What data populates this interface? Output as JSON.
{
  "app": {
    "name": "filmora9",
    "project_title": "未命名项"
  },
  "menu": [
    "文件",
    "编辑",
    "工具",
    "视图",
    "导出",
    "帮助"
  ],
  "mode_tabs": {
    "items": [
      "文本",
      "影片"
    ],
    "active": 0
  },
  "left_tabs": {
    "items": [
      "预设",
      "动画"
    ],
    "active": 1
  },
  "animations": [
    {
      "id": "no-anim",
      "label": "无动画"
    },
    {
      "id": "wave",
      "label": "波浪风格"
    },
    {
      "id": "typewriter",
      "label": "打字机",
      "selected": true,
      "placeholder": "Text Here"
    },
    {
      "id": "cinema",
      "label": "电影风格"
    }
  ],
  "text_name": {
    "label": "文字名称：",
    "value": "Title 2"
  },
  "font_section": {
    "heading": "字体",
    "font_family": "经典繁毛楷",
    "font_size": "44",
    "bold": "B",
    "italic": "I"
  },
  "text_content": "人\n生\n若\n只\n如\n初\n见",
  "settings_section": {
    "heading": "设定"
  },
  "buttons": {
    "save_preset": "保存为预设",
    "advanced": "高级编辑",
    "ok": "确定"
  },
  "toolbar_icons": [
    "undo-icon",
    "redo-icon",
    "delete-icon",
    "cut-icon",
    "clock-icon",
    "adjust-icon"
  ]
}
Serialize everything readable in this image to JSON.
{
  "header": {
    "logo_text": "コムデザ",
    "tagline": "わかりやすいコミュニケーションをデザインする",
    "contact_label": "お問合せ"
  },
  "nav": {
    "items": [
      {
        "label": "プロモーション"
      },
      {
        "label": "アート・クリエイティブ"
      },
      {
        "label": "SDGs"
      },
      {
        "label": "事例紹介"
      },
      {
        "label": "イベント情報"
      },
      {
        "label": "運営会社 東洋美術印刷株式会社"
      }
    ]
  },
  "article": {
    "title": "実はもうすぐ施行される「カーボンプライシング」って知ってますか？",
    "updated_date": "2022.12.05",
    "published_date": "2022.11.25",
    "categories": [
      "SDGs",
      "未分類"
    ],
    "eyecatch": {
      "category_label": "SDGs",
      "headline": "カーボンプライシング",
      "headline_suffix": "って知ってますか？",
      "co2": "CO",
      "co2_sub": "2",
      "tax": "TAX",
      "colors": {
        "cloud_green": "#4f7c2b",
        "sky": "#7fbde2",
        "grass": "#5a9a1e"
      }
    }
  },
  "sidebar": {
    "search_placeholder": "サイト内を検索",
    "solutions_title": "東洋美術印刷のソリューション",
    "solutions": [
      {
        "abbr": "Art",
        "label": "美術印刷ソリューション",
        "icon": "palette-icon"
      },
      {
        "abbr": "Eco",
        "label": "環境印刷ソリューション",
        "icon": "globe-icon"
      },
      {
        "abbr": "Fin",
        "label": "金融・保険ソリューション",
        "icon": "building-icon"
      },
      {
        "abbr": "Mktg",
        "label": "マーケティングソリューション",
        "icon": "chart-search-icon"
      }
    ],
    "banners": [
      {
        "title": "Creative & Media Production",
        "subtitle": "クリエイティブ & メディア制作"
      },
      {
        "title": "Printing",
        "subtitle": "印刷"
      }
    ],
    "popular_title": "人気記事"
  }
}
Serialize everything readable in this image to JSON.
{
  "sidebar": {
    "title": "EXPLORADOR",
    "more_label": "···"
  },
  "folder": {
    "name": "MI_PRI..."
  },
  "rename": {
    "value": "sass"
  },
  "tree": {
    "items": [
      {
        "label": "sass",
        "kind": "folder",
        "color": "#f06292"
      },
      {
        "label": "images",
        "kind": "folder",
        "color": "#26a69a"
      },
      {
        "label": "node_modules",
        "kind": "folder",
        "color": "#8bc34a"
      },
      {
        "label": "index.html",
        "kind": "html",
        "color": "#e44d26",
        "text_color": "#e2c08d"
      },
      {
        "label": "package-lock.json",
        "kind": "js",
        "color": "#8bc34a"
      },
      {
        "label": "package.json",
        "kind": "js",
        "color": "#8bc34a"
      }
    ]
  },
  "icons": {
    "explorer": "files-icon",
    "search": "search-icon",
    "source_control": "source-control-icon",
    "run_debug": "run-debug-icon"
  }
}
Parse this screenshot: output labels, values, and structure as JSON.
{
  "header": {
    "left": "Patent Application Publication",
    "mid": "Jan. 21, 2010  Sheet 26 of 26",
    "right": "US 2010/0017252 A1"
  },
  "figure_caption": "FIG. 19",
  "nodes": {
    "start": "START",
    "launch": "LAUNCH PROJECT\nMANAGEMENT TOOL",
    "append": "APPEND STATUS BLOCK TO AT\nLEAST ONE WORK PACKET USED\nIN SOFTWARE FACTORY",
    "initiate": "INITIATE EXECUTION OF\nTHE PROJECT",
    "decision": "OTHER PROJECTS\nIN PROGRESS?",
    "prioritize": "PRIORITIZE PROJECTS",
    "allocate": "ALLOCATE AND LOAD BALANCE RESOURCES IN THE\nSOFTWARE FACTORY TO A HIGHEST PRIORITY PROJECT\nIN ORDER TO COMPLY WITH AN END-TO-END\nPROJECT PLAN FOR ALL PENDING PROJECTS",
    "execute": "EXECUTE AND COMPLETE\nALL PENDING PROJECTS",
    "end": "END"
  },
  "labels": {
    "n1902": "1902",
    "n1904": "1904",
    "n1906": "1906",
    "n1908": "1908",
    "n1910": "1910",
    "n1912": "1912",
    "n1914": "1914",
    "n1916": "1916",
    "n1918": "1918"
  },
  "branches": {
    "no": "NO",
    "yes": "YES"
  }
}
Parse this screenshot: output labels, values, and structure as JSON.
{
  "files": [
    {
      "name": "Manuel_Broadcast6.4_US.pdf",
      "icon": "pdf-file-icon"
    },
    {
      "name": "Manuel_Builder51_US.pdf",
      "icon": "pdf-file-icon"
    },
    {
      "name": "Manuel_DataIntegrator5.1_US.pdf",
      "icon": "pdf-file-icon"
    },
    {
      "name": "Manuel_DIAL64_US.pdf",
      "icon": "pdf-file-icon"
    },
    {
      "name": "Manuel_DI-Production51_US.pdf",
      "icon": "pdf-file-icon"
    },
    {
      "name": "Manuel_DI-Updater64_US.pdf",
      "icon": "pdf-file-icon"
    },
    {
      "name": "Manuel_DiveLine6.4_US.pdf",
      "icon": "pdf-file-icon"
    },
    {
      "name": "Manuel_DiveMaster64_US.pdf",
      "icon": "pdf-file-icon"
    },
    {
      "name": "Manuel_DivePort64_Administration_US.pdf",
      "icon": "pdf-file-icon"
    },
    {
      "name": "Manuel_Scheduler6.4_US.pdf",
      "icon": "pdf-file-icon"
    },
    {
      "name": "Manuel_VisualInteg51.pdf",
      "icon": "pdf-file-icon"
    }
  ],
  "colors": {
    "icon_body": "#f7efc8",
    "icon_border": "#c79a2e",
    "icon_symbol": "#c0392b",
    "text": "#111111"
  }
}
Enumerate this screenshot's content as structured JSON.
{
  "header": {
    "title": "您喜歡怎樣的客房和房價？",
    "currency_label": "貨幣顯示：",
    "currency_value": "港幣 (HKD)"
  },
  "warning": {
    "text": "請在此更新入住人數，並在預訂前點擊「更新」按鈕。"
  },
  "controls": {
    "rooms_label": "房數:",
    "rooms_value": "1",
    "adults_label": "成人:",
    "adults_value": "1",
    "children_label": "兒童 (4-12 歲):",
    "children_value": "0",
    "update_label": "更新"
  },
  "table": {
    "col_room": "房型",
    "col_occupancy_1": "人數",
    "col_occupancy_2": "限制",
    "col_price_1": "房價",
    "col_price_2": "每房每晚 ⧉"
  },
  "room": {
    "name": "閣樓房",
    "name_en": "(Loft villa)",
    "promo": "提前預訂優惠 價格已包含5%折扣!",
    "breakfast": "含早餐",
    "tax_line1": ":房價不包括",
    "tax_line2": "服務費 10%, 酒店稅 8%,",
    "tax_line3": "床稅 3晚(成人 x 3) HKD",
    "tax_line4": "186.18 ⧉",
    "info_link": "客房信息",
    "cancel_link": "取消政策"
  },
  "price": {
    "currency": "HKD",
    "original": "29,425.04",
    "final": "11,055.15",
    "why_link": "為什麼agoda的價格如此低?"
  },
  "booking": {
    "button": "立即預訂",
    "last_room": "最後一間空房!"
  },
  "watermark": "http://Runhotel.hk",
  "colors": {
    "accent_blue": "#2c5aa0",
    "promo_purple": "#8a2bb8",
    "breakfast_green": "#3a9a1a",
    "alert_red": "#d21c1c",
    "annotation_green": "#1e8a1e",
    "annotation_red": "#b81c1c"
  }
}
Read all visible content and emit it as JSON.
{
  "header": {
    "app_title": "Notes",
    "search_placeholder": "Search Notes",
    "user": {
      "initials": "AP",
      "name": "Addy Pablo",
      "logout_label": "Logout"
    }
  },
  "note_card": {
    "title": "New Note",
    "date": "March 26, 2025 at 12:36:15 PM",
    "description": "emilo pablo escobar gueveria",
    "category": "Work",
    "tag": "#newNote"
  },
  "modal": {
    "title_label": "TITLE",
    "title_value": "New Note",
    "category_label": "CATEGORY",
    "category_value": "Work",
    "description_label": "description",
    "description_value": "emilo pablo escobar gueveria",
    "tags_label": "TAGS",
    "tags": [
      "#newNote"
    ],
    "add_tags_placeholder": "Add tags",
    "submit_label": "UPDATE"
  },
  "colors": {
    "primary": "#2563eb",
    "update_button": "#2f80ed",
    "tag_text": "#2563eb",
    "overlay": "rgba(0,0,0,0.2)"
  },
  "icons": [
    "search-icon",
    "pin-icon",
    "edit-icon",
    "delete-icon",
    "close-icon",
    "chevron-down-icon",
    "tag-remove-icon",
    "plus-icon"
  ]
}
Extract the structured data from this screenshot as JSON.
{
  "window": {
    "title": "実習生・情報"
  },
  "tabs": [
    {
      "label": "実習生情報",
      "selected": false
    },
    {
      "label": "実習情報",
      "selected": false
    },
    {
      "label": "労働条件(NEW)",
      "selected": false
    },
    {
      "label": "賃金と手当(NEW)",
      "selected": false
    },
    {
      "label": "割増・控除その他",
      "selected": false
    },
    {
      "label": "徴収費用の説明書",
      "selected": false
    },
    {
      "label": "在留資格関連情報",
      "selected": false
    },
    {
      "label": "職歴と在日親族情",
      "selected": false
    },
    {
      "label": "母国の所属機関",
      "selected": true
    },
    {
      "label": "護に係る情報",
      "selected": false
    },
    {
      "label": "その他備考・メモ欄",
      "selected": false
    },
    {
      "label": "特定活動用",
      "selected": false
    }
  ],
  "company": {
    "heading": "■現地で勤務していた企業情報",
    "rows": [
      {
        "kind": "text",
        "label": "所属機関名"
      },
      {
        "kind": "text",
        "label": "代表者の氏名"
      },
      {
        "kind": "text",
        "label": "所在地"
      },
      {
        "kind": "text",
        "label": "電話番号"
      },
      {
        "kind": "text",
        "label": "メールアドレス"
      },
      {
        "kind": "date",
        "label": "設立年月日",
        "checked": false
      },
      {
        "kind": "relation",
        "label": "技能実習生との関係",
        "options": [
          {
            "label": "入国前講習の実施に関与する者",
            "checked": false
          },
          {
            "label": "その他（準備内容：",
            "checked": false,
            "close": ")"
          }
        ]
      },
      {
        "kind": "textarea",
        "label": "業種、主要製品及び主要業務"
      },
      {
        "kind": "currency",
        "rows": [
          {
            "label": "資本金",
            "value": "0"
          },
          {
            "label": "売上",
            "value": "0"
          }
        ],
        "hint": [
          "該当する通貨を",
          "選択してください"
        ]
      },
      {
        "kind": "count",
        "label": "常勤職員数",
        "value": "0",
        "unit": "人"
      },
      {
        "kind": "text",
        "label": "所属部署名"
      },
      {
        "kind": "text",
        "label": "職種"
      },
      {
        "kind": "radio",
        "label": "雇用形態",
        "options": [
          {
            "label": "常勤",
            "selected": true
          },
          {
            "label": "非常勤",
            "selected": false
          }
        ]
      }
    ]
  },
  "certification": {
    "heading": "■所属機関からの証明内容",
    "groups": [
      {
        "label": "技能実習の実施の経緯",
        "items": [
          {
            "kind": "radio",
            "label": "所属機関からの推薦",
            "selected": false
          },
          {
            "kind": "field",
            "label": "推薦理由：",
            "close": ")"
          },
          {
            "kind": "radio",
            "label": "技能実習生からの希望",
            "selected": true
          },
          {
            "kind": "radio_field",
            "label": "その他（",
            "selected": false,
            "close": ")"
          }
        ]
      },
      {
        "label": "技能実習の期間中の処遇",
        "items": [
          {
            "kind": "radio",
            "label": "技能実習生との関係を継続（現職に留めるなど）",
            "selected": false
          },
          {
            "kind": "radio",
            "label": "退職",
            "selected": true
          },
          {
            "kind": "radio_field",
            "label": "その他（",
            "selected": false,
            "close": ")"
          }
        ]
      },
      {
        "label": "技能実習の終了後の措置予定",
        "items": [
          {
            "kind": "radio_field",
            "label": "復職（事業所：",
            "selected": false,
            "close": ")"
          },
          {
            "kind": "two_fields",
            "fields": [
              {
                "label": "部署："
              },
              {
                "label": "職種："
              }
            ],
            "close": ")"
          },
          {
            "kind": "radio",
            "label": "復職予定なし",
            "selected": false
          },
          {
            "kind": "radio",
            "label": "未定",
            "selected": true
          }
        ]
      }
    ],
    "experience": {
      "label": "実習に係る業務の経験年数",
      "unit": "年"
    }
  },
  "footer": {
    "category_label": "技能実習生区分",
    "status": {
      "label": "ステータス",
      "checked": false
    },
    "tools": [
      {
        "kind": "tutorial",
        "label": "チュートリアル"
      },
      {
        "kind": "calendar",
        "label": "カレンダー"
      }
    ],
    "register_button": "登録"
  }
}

__REQUIRED TASK__: Identify which lines contain the word "gueveria" and copy each one.

__RESPONSE TO THIS EXERCISE__:
    "description": "emilo pablo escobar gueveria",
    "description_value": "emilo pablo escobar gueveria",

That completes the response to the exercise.